§ DATA FOR THE TASK
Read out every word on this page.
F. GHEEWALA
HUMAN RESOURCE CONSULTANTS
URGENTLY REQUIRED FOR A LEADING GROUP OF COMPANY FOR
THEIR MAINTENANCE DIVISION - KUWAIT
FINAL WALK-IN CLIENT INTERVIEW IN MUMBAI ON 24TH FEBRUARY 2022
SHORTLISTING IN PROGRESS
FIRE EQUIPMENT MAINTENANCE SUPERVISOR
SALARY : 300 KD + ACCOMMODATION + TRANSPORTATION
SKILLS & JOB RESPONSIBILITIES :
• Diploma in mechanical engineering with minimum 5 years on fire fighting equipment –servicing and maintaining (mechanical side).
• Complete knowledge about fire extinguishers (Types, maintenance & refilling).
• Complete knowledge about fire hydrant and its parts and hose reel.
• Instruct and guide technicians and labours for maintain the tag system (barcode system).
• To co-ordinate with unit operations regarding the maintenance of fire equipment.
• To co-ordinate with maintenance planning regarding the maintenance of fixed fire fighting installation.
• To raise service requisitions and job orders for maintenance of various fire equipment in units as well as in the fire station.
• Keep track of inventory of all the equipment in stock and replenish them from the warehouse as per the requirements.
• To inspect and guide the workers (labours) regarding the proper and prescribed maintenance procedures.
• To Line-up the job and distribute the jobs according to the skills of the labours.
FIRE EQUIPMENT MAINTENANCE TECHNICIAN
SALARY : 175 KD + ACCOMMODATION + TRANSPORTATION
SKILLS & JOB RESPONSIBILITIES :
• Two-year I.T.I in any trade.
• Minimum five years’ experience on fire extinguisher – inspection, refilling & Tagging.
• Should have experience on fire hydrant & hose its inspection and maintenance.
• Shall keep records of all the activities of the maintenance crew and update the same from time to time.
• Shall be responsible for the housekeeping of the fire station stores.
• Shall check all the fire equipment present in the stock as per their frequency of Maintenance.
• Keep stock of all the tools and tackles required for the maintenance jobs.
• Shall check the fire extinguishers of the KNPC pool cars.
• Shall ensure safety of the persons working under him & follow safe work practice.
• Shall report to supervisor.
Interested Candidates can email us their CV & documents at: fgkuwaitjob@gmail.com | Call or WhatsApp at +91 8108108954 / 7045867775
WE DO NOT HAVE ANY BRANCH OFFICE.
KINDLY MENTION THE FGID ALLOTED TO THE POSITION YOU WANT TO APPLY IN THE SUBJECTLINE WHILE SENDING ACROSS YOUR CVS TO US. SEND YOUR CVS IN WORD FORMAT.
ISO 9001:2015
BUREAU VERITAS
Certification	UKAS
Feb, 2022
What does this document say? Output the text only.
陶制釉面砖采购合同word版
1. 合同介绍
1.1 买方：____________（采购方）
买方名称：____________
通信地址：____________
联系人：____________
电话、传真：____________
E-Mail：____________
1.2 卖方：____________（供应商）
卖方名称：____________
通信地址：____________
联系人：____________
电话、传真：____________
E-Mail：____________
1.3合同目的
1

§ STATED EXERCISE
Restate the records, all of them, precisely as written.

§ OUTPUT FOR THIS TASK
Read out every word on this page.
F. GHEEWALA
HUMAN RESOURCE CONSULTANTS
URGENTLY REQUIRED FOR A LEADING GROUP OF COMPANY FOR
THEIR MAINTENANCE DIVISION - KUWAIT
FINAL WALK-IN CLIENT INTERVIEW IN MUMBAI ON 24TH FEBRUARY 2022
SHORTLISTING IN PROGRESS
FIRE EQUIPMENT MAINTENANCE SUPERVISOR
SALARY : 300 KD + ACCOMMODATION + TRANSPORTATION
SKILLS & JOB RESPONSIBILITIES :
• Diploma in mechanical engineering with minimum 5 years on fire fighting equipment –servicing and maintaining (mechanical side).
• Complete knowledge about fire extinguishers (Types, maintenance & refilling).
• Complete knowledge about fire hydrant and its parts and hose reel.
• Instruct and guide technicians and labours for maintain the tag system (barcode system).
• To co-ordinate with unit operations regarding the maintenance of fire equipment.
• To co-ordinate with maintenance planning regarding the maintenance of fixed fire fighting installation.
• To raise service requisitions and job orders for maintenance of various fire equipment in units as well as in the fire station.
• Keep track of inventory of all the equipment in stock and replenish them from the warehouse as per the requirements.
• To inspect and guide the workers (labours) regarding the proper and prescribed maintenance procedures.
• To Line-up the job and distribute the jobs according to the skills of the labours.
FIRE EQUIPMENT MAINTENANCE TECHNICIAN
SALARY : 175 KD + ACCOMMODATION + TRANSPORTATION
SKILLS & JOB RESPONSIBILITIES :
• Two-year I.T.I in any trade.
• Minimum five years’ experience on fire extinguisher – inspection, refilling & Tagging.
• Should have experience on fire hydrant & hose its inspection and maintenance.
• Shall keep records of all the activities of the maintenance crew and update the same from time to time.
• Shall be responsible for the housekeeping of the fire station stores.
• Shall check all the fire equipment present in the stock as per their frequency of Maintenance.
• Keep stock of all the tools and tackles required for the maintenance jobs.
• Shall check the fire extinguishers of the KNPC pool cars.
• Shall ensure safety of the persons working under him & follow safe work practice.
• Shall report to supervisor.
Interested Candidates can email us their CV & documents at: fgkuwaitjob@gmail.com | Call or WhatsApp at +91 8108108954 / 7045867775
WE DO NOT HAVE ANY BRANCH OFFICE.
KINDLY MENTION THE FGID ALLOTED TO THE POSITION YOU WANT TO APPLY IN THE SUBJECTLINE WHILE SENDING ACROSS YOUR CVS TO US. SEND YOUR CVS IN WORD FORMAT.
ISO 9001:2015
BUREAU VERITAS
Certification	UKAS
Feb, 2022
What does this document say? Output the text only.
陶制釉面砖采购合同word版
1. 合同介绍
1.1 买方：____________（采购方）
买方名称：____________
通信地址：____________
联系人：____________
电话、传真：____________
E-Mail：____________
1.2 卖方：____________（供应商）
卖方名称：____________
通信地址：____________
联系人：____________
电话、传真：____________
E-Mail：____________
1.3合同目的
1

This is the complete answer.